Output all records precisely as written.

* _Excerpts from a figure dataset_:
---

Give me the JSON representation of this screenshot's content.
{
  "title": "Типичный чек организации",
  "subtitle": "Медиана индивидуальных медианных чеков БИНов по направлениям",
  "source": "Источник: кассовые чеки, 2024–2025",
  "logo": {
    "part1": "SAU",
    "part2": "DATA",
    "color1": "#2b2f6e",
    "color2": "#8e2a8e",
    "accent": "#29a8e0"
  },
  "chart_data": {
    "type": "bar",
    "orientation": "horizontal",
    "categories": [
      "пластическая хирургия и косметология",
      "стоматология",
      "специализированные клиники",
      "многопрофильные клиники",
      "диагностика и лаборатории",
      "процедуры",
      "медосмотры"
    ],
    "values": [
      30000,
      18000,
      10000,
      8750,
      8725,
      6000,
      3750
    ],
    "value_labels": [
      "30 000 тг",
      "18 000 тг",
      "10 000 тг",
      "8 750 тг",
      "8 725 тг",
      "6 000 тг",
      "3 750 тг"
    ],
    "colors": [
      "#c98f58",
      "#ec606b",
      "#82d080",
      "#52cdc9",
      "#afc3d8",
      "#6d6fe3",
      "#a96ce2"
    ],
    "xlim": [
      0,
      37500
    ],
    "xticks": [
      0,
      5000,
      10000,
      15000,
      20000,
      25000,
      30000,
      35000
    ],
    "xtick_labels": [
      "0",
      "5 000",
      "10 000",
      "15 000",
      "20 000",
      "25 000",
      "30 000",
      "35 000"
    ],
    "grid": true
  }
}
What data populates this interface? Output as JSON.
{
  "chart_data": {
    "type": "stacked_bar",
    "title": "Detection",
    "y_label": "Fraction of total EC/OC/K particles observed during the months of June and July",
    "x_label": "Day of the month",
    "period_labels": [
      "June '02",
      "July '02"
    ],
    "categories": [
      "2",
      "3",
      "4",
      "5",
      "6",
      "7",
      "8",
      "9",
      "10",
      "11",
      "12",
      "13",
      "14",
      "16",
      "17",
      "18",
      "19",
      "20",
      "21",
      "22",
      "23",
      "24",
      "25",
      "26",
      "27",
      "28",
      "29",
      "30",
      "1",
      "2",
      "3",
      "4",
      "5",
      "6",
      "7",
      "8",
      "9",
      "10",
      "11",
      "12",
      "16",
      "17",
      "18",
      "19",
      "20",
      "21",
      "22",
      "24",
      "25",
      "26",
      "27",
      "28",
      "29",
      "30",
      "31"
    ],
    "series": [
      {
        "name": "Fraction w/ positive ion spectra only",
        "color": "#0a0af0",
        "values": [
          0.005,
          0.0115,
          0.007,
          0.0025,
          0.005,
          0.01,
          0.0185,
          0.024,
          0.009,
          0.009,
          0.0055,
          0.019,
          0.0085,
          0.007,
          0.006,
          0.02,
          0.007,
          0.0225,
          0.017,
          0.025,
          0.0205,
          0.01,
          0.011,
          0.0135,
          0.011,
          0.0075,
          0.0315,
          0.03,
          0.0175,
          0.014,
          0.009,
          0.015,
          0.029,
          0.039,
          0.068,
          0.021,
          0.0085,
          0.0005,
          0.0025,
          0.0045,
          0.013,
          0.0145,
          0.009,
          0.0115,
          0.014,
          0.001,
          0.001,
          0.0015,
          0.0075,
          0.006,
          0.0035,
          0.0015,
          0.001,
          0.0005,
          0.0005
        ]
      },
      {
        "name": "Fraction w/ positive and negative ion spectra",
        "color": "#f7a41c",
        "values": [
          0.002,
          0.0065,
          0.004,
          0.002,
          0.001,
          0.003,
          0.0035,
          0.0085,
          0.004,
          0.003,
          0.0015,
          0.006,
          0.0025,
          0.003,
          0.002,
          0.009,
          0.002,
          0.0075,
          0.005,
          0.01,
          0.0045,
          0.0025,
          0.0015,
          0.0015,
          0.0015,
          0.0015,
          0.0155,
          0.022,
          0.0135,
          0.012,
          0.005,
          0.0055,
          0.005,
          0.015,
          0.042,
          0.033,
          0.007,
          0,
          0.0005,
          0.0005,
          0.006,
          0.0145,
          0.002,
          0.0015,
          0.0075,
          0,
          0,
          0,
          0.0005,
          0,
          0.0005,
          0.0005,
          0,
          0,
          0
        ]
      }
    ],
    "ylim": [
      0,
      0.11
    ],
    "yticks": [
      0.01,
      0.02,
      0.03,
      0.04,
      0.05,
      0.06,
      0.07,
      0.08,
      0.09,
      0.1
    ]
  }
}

---

* _THE RESULT_:
Give me the JSON representation of this screenshot's content.
{
  "title": "Типичный чек организации",
  "subtitle": "Медиана индивидуальных медианных чеков БИНов по направлениям",
  "source": "Источник: кассовые чеки, 2024–2025",
  "logo": {
    "part1": "SAU",
    "part2": "DATA",
    "color1": "#2b2f6e",
    "color2": "#8e2a8e",
    "accent": "#29a8e0"
  },
  "chart_data": {
    "type": "bar",
    "orientation": "horizontal",
    "categories": [
      "пластическая хирургия и косметология",
      "стоматология",
      "специализированные клиники",
      "многопрофильные клиники",
      "диагностика и лаборатории",
      "процедуры",
      "медосмотры"
    ],
    "values": [
      30000,
      18000,
      10000,
      8750,
      8725,
      6000,
      3750
    ],
    "value_labels": [
      "30 000 тг",
      "18 000 тг",
      "10 000 тг",
      "8 750 тг",
      "8 725 тг",
      "6 000 тг",
      "3 750 тг"
    ],
    "colors": [
      "#c98f58",
      "#ec606b",
      "#82d080",
      "#52cdc9",
      "#afc3d8",
      "#6d6fe3",
      "#a96ce2"
    ],
    "xlim": [
      0,
      37500
    ],
    "xticks": [
      0,
      5000,
      10000,
      15000,
      20000,
      25000,
      30000,
      35000
    ],
    "xtick_labels": [
      "0",
      "5 000",
      "10 000",
      "15 000",
      "20 000",
      "25 000",
      "30 000",
      "35 000"
    ],
    "grid": true
  }
}
What data populates this interface? Output as JSON.
{
  "chart_data": {
    "type": "stacked_bar",
    "title": "Detection",
    "y_label": "Fraction of total EC/OC/K particles observed during the months of June and July",
    "x_label": "Day of the month",
    "period_labels": [
      "June '02",
      "July '02"
    ],
    "categories": [
      "2",
      "3",
      "4",
      "5",
      "6",
      "7",
      "8",
      "9",
      "10",
      "11",
      "12",
      "13",
      "14",
      "16",
      "17",
      "18",
      "19",
      "20",
      "21",
      "22",
      "23",
      "24",
      "25",
      "26",
      "27",
      "28",
      "29",
      "30",
      "1",
      "2",
      "3",
      "4",
      "5",
      "6",
      "7",
      "8",
      "9",
      "10",
      "11",
      "12",
      "16",
      "17",
      "18",
      "19",
      "20",
      "21",
      "22",
      "24",
      "25",
      "26",
      "27",
      "28",
      "29",
      "30",
      "31"
    ],
    "series": [
      {
        "name": "Fraction w/ positive ion spectra only",
        "color": "#0a0af0",
        "values": [
          0.005,
          0.0115,
          0.007,
          0.0025,
          0.005,
          0.01,
          0.0185,
          0.024,
          0.009,
          0.009,
          0.0055,
          0.019,
          0.0085,
          0.007,
          0.006,
          0.02,
          0.007,
          0.0225,
          0.017,
          0.025,
          0.0205,
          0.01,
          0.011,
          0.0135,
          0.011,
          0.0075,
          0.0315,
          0.03,
          0.0175,
          0.014,
          0.009,
          0.015,
          0.029,
          0.039,
          0.068,
          0.021,
          0.0085,
          0.0005,
          0.0025,
          0.0045,
          0.013,
          0.0145,
          0.009,
          0.0115,
          0.014,
          0.001,
          0.001,
          0.0015,
          0.0075,
          0.006,
          0.0035,
          0.0015,
          0.001,
          0.0005,
          0.0005
        ]
      },
      {
        "name": "Fraction w/ positive and negative ion spectra",
        "color": "#f7a41c",
        "values": [
          0.002,
          0.0065,
          0.004,
          0.002,
          0.001,
          0.003,
          0.0035,
          0.0085,
          0.004,
          0.003,
          0.0015,
          0.006,
          0.0025,
          0.003,
          0.002,
          0.009,
          0.002,
          0.0075,
          0.005,
          0.01,
          0.0045,
          0.0025,
          0.0015,
          0.0015,
          0.0015,
          0.0015,
          0.0155,
          0.022,
          0.0135,
          0.012,
          0.005,
          0.0055,
          0.005,
          0.015,
          0.042,
          0.033,
          0.007,
          0,
          0.0005,
          0.0005,
          0.006,
          0.0145,
          0.002,
          0.0015,
          0.0075,
          0,
          0,
          0,
          0.0005,
          0,
          0.0005,
          0.0005,
          0,
          0,
          0
        ]
      }
    ],
    "ylim": [
      0,
      0.11
    ],
    "yticks": [
      0.01,
      0.02,
      0.03,
      0.04,
      0.05,
      0.06,
      0.07,
      0.08,
      0.09,
      0.1
    ]
  }
}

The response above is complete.